## Given request
Return all of the entries exactly, with nothing added or left out.

Data entries

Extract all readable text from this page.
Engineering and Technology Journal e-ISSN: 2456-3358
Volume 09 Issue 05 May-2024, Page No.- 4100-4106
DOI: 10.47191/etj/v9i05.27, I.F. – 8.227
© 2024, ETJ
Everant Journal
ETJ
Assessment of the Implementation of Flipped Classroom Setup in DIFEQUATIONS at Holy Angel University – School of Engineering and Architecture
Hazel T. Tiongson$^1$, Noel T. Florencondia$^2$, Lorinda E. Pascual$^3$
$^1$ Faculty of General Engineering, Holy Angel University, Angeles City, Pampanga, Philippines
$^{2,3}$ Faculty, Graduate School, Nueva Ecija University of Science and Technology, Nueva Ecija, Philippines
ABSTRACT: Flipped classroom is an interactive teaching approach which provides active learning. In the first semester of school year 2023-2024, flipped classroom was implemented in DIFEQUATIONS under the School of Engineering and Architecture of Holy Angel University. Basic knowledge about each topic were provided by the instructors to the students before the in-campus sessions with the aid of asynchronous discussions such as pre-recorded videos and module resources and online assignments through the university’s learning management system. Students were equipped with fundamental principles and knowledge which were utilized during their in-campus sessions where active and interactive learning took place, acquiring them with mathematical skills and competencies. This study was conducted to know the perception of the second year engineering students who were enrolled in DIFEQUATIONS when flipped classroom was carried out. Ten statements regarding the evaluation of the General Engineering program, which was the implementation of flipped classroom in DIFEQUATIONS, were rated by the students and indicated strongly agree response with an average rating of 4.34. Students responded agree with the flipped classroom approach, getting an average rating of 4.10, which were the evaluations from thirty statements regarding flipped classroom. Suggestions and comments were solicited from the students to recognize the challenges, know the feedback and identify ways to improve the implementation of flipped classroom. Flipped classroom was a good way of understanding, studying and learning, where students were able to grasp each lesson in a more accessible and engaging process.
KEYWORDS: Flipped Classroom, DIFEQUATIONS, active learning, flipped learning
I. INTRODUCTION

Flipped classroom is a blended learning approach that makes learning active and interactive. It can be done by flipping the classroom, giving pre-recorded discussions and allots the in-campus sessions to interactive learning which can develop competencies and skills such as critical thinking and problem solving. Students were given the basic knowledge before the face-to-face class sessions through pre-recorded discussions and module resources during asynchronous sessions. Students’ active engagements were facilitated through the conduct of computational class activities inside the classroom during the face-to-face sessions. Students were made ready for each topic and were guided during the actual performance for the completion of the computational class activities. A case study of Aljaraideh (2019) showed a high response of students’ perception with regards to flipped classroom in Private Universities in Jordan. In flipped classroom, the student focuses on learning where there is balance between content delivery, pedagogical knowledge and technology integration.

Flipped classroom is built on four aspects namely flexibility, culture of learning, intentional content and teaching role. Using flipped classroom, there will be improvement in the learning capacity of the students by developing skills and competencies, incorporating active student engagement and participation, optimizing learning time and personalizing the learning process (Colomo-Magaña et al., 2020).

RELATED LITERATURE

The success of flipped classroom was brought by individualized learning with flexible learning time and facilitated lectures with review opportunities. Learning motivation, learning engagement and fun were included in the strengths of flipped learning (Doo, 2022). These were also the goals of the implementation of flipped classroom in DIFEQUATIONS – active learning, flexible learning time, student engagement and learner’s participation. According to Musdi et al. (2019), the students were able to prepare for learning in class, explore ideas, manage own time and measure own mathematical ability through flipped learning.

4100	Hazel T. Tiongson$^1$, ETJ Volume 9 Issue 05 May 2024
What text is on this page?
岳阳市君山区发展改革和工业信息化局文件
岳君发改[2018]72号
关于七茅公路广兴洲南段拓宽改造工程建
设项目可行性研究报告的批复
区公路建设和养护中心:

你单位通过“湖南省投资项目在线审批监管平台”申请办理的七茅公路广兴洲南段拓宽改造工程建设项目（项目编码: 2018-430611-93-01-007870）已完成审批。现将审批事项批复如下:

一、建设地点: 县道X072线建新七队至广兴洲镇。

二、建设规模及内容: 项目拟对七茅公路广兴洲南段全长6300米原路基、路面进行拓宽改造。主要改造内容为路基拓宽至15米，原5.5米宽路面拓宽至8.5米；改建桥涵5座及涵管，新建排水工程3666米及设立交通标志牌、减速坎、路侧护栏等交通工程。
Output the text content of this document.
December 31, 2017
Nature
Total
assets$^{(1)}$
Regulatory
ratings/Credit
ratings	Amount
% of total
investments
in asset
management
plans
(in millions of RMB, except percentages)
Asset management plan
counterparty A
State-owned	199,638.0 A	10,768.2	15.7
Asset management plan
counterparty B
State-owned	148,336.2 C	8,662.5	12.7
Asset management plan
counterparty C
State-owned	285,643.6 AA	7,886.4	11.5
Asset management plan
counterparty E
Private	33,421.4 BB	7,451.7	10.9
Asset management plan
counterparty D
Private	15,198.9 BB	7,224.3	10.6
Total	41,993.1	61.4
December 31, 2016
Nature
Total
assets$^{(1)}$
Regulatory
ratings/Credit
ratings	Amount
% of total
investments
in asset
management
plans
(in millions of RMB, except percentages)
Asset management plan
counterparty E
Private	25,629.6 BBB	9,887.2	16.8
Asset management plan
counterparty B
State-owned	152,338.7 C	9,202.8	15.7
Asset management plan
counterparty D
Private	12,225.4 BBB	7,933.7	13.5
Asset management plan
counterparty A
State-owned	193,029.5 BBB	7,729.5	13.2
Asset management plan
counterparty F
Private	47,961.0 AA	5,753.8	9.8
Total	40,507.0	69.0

## Exercise result
Extract all readable text from this page.
Engineering and Technology Journal e-ISSN: 2456-3358
Volume 09 Issue 05 May-2024, Page No.- 4100-4106
DOI: 10.47191/etj/v9i05.27, I.F. – 8.227
© 2024, ETJ
Everant Journal
ETJ
Assessment of the Implementation of Flipped Classroom Setup in DIFEQUATIONS at Holy Angel University – School of Engineering and Architecture
Hazel T. Tiongson$^1$, Noel T. Florencondia$^2$, Lorinda E. Pascual$^3$
$^1$ Faculty of General Engineering, Holy Angel University, Angeles City, Pampanga, Philippines
$^{2,3}$ Faculty, Graduate School, Nueva Ecija University of Science and Technology, Nueva Ecija, Philippines
ABSTRACT: Flipped classroom is an interactive teaching approach which provides active learning. In the first semester of school year 2023-2024, flipped classroom was implemented in DIFEQUATIONS under the School of Engineering and Architecture of Holy Angel University. Basic knowledge about each topic were provided by the instructors to the students before the in-campus sessions with the aid of asynchronous discussions such as pre-recorded videos and module resources and online assignments through the university’s learning management system. Students were equipped with fundamental principles and knowledge which were utilized during their in-campus sessions where active and interactive learning took place, acquiring them with mathematical skills and competencies. This study was conducted to know the perception of the second year engineering students who were enrolled in DIFEQUATIONS when flipped classroom was carried out. Ten statements regarding the evaluation of the General Engineering program, which was the implementation of flipped classroom in DIFEQUATIONS, were rated by the students and indicated strongly agree response with an average rating of 4.34. Students responded agree with the flipped classroom approach, getting an average rating of 4.10, which were the evaluations from thirty statements regarding flipped classroom. Suggestions and comments were solicited from the students to recognize the challenges, know the feedback and identify ways to improve the implementation of flipped classroom. Flipped classroom was a good way of understanding, studying and learning, where students were able to grasp each lesson in a more accessible and engaging process.
KEYWORDS: Flipped Classroom, DIFEQUATIONS, active learning, flipped learning
I. INTRODUCTION

Flipped classroom is a blended learning approach that makes learning active and interactive. It can be done by flipping the classroom, giving pre-recorded discussions and allots the in-campus sessions to interactive learning which can develop competencies and skills such as critical thinking and problem solving. Students were given the basic knowledge before the face-to-face class sessions through pre-recorded discussions and module resources during asynchronous sessions. Students’ active engagements were facilitated through the conduct of computational class activities inside the classroom during the face-to-face sessions. Students were made ready for each topic and were guided during the actual performance for the completion of the computational class activities. A case study of Aljaraideh (2019) showed a high response of students’ perception with regards to flipped classroom in Private Universities in Jordan. In flipped classroom, the student focuses on learning where there is balance between content delivery, pedagogical knowledge and technology integration.

Flipped classroom is built on four aspects namely flexibility, culture of learning, intentional content and teaching role. Using flipped classroom, there will be improvement in the learning capacity of the students by developing skills and competencies, incorporating active student engagement and participation, optimizing learning time and personalizing the learning process (Colomo-Magaña et al., 2020).

RELATED LITERATURE

The success of flipped classroom was brought by individualized learning with flexible learning time and facilitated lectures with review opportunities. Learning motivation, learning engagement and fun were included in the strengths of flipped learning (Doo, 2022). These were also the goals of the implementation of flipped classroom in DIFEQUATIONS – active learning, flexible learning time, student engagement and learner’s participation. According to Musdi et al. (2019), the students were able to prepare for learning in class, explore ideas, manage own time and measure own mathematical ability through flipped learning.

4100	Hazel T. Tiongson$^1$, ETJ Volume 9 Issue 05 May 2024
What text is on this page?
岳阳市君山区发展改革和工业信息化局文件
岳君发改[2018]72号
关于七茅公路广兴洲南段拓宽改造工程建
设项目可行性研究报告的批复
区公路建设和养护中心:

你单位通过“湖南省投资项目在线审批监管平台”申请办理的七茅公路广兴洲南段拓宽改造工程建设项目（项目编码: 2018-430611-93-01-007870）已完成审批。现将审批事项批复如下:

一、建设地点: 县道X072线建新七队至广兴洲镇。

二、建设规模及内容: 项目拟对七茅公路广兴洲南段全长6300米原路基、路面进行拓宽改造。主要改造内容为路基拓宽至15米，原5.5米宽路面拓宽至8.5米；改建桥涵5座及涵管，新建排水工程3666米及设立交通标志牌、减速坎、路侧护栏等交通工程。
Output the text content of this document.
December 31, 2017
Nature
Total
assets$^{(1)}$
Regulatory
ratings/Credit
ratings	Amount
% of total
investments
in asset
management
plans
(in millions of RMB, except percentages)
Asset management plan
counterparty A
State-owned	199,638.0 A	10,768.2	15.7
Asset management plan
counterparty B
State-owned	148,336.2 C	8,662.5	12.7
Asset management plan
counterparty C
State-owned	285,643.6 AA	7,886.4	11.5
Asset management plan
counterparty E
Private	33,421.4 BB	7,451.7	10.9
Asset management plan
counterparty D
Private	15,198.9 BB	7,224.3	10.6
Total	41,993.1	61.4
December 31, 2016
Nature
Total
assets$^{(1)}$
Regulatory
ratings/Credit
ratings	Amount
% of total
investments
in asset
management
plans
(in millions of RMB, except percentages)
Asset management plan
counterparty E
Private	25,629.6 BBB	9,887.2	16.8
Asset management plan
counterparty B
State-owned	152,338.7 C	9,202.8	15.7
Asset management plan
counterparty D
Private	12,225.4 BBB	7,933.7	13.5
Asset management plan
counterparty A
State-owned	193,029.5 BBB	7,729.5	13.2
Asset management plan
counterparty F
Private	47,961.0 AA	5,753.8	9.8
Total	40,507.0	69.0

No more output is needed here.